* _Problem description_: Below is a set of records; restate each one word for word.

* _Dataset entries_:
↓
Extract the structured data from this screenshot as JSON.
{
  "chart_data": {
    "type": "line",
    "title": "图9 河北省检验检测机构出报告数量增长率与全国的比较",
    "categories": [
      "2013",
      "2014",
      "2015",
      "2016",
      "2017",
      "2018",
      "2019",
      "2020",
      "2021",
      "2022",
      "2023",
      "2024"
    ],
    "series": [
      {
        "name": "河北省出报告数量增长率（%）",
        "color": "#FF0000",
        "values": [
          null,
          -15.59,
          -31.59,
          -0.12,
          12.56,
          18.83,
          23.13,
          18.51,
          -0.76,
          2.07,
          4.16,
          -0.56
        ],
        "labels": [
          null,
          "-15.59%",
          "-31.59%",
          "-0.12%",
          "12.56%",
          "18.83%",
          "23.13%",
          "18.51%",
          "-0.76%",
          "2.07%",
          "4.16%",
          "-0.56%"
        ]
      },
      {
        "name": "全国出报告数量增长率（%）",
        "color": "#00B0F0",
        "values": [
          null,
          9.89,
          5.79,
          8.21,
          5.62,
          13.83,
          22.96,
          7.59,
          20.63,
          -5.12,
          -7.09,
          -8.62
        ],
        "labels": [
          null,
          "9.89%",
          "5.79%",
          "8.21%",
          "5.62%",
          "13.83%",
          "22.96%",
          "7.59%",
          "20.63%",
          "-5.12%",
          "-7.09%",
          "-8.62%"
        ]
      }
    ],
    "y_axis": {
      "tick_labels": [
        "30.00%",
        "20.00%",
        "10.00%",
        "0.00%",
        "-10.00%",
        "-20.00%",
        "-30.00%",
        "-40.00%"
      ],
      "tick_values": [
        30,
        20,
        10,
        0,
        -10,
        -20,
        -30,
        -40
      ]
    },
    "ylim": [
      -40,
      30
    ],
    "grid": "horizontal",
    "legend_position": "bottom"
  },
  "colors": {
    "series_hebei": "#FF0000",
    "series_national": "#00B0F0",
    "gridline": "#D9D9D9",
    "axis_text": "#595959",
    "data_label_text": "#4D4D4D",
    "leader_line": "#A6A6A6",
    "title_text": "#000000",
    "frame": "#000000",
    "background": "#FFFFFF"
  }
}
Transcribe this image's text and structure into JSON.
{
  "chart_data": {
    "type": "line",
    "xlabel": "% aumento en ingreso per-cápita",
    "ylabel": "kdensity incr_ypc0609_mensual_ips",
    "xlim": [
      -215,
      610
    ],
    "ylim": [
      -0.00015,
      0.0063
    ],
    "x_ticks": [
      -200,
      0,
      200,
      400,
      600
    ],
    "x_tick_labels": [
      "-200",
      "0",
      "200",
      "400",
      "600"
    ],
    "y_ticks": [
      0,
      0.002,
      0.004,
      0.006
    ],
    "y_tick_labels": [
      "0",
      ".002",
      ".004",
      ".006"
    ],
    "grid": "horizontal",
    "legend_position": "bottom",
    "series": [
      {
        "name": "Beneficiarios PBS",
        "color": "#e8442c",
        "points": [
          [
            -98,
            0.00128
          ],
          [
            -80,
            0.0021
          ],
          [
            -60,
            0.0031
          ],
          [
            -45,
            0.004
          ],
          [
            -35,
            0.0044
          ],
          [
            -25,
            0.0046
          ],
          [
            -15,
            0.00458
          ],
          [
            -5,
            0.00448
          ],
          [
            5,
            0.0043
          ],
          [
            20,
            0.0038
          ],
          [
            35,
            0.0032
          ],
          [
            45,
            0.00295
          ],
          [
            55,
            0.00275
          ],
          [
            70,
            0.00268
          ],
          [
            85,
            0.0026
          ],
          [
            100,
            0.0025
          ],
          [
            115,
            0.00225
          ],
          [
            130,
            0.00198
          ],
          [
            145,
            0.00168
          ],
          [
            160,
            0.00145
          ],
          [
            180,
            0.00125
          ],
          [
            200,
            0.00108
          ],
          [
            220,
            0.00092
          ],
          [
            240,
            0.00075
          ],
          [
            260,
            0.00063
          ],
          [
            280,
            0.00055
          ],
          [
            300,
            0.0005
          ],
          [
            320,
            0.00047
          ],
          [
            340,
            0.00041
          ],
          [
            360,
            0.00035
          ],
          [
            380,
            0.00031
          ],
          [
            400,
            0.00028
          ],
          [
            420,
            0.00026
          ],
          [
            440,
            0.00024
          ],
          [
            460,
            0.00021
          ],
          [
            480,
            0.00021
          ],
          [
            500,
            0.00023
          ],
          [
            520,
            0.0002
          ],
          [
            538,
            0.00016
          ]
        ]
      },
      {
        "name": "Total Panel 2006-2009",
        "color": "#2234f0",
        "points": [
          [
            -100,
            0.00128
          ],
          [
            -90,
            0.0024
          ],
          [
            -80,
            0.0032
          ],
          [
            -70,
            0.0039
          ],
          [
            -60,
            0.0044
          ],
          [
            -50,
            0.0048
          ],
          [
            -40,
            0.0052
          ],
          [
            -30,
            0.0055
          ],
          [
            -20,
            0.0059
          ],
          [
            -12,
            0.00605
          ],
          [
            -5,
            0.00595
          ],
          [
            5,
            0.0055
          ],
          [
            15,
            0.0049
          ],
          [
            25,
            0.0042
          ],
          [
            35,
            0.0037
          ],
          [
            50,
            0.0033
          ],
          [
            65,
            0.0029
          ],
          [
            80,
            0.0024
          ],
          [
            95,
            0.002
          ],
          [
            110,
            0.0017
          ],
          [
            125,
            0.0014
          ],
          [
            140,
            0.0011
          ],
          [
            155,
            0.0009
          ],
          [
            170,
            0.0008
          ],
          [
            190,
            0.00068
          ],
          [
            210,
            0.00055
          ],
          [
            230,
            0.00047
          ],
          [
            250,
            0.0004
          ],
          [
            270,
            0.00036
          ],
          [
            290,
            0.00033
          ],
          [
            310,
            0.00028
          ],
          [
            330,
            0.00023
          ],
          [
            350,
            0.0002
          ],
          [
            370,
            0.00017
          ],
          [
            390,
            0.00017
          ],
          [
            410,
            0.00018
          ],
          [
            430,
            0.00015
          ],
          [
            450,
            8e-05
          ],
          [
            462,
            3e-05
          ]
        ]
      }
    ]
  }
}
↑
* _Response_:
Extract the structured data from this screenshot as JSON.
{
  "chart_data": {
    "type": "line",
    "title": "图9 河北省检验检测机构出报告数量增长率与全国的比较",
    "categories": [
      "2013",
      "2014",
      "2015",
      "2016",
      "2017",
      "2018",
      "2019",
      "2020",
      "2021",
      "2022",
      "2023",
      "2024"
    ],
    "series": [
      {
        "name": "河北省出报告数量增长率（%）",
        "color": "#FF0000",
        "values": [
          null,
          -15.59,
          -31.59,
          -0.12,
          12.56,
          18.83,
          23.13,
          18.51,
          -0.76,
          2.07,
          4.16,
          -0.56
        ],
        "labels": [
          null,
          "-15.59%",
          "-31.59%",
          "-0.12%",
          "12.56%",
          "18.83%",
          "23.13%",
          "18.51%",
          "-0.76%",
          "2.07%",
          "4.16%",
          "-0.56%"
        ]
      },
      {
        "name": "全国出报告数量增长率（%）",
        "color": "#00B0F0",
        "values": [
          null,
          9.89,
          5.79,
          8.21,
          5.62,
          13.83,
          22.96,
          7.59,
          20.63,
          -5.12,
          -7.09,
          -8.62
        ],
        "labels": [
          null,
          "9.89%",
          "5.79%",
          "8.21%",
          "5.62%",
          "13.83%",
          "22.96%",
          "7.59%",
          "20.63%",
          "-5.12%",
          "-7.09%",
          "-8.62%"
        ]
      }
    ],
    "y_axis": {
      "tick_labels": [
        "30.00%",
        "20.00%",
        "10.00%",
        "0.00%",
        "-10.00%",
        "-20.00%",
        "-30.00%",
        "-40.00%"
      ],
      "tick_values": [
        30,
        20,
        10,
        0,
        -10,
        -20,
        -30,
        -40
      ]
    },
    "ylim": [
      -40,
      30
    ],
    "grid": "horizontal",
    "legend_position": "bottom"
  },
  "colors": {
    "series_hebei": "#FF0000",
    "series_national": "#00B0F0",
    "gridline": "#D9D9D9",
    "axis_text": "#595959",
    "data_label_text": "#4D4D4D",
    "leader_line": "#A6A6A6",
    "title_text": "#000000",
    "frame": "#000000",
    "background": "#FFFFFF"
  }
}
Transcribe this image's text and structure into JSON.
{
  "chart_data": {
    "type": "line",
    "xlabel": "% aumento en ingreso per-cápita",
    "ylabel": "kdensity incr_ypc0609_mensual_ips",
    "xlim": [
      -215,
      610
    ],
    "ylim": [
      -0.00015,
      0.0063
    ],
    "x_ticks": [
      -200,
      0,
      200,
      400,
      600
    ],
    "x_tick_labels": [
      "-200",
      "0",
      "200",
      "400",
      "600"
    ],
    "y_ticks": [
      0,
      0.002,
      0.004,
      0.006
    ],
    "y_tick_labels": [
      "0",
      ".002",
      ".004",
      ".006"
    ],
    "grid": "horizontal",
    "legend_position": "bottom",
    "series": [
      {
        "name": "Beneficiarios PBS",
        "color": "#e8442c",
        "points": [
          [
            -98,
            0.00128
          ],
          [
            -80,
            0.0021
          ],
          [
            -60,
            0.0031
          ],
          [
            -45,
            0.004
          ],
          [
            -35,
            0.0044
          ],
          [
            -25,
            0.0046
          ],
          [
            -15,
            0.00458
          ],
          [
            -5,
            0.00448
          ],
          [
            5,
            0.0043
          ],
          [
            20,
            0.0038
          ],
          [
            35,
            0.0032
          ],
          [
            45,
            0.00295
          ],
          [
            55,
            0.00275
          ],
          [
            70,
            0.00268
          ],
          [
            85,
            0.0026
          ],
          [
            100,
            0.0025
          ],
          [
            115,
            0.00225
          ],
          [
            130,
            0.00198
          ],
          [
            145,
            0.00168
          ],
          [
            160,
            0.00145
          ],
          [
            180,
            0.00125
          ],
          [
            200,
            0.00108
          ],
          [
            220,
            0.00092
          ],
          [
            240,
            0.00075
          ],
          [
            260,
            0.00063
          ],
          [
            280,
            0.00055
          ],
          [
            300,
            0.0005
          ],
          [
            320,
            0.00047
          ],
          [
            340,
            0.00041
          ],
          [
            360,
            0.00035
          ],
          [
            380,
            0.00031
          ],
          [
            400,
            0.00028
          ],
          [
            420,
            0.00026
          ],
          [
            440,
            0.00024
          ],
          [
            460,
            0.00021
          ],
          [
            480,
            0.00021
          ],
          [
            500,
            0.00023
          ],
          [
            520,
            0.0002
          ],
          [
            538,
            0.00016
          ]
        ]
      },
      {
        "name": "Total Panel 2006-2009",
        "color": "#2234f0",
        "points": [
          [
            -100,
            0.00128
          ],
          [
            -90,
            0.0024
          ],
          [
            -80,
            0.0032
          ],
          [
            -70,
            0.0039
          ],
          [
            -60,
            0.0044
          ],
          [
            -50,
            0.0048
          ],
          [
            -40,
            0.0052
          ],
          [
            -30,
            0.0055
          ],
          [
            -20,
            0.0059
          ],
          [
            -12,
            0.00605
          ],
          [
            -5,
            0.00595
          ],
          [
            5,
            0.0055
          ],
          [
            15,
            0.0049
          ],
          [
            25,
            0.0042
          ],
          [
            35,
            0.0037
          ],
          [
            50,
            0.0033
          ],
          [
            65,
            0.0029
          ],
          [
            80,
            0.0024
          ],
          [
            95,
            0.002
          ],
          [
            110,
            0.0017
          ],
          [
            125,
            0.0014
          ],
          [
            140,
            0.0011
          ],
          [
            155,
            0.0009
          ],
          [
            170,
            0.0008
          ],
          [
            190,
            0.00068
          ],
          [
            210,
            0.00055
          ],
          [
            230,
            0.00047
          ],
          [
            250,
            0.0004
          ],
          [
            270,
            0.00036
          ],
          [
            290,
            0.00033
          ],
          [
            310,
            0.00028
          ],
          [
            330,
            0.00023
          ],
          [
            350,
            0.0002
          ],
          [
            370,
            0.00017
          ],
          [
            390,
            0.00017
          ],
          [
            410,
            0.00018
          ],
          [
            430,
            0.00015
          ],
          [
            450,
            8e-05
          ],
          [
            462,
            3e-05
          ]
        ]
      }
    ]
  }
}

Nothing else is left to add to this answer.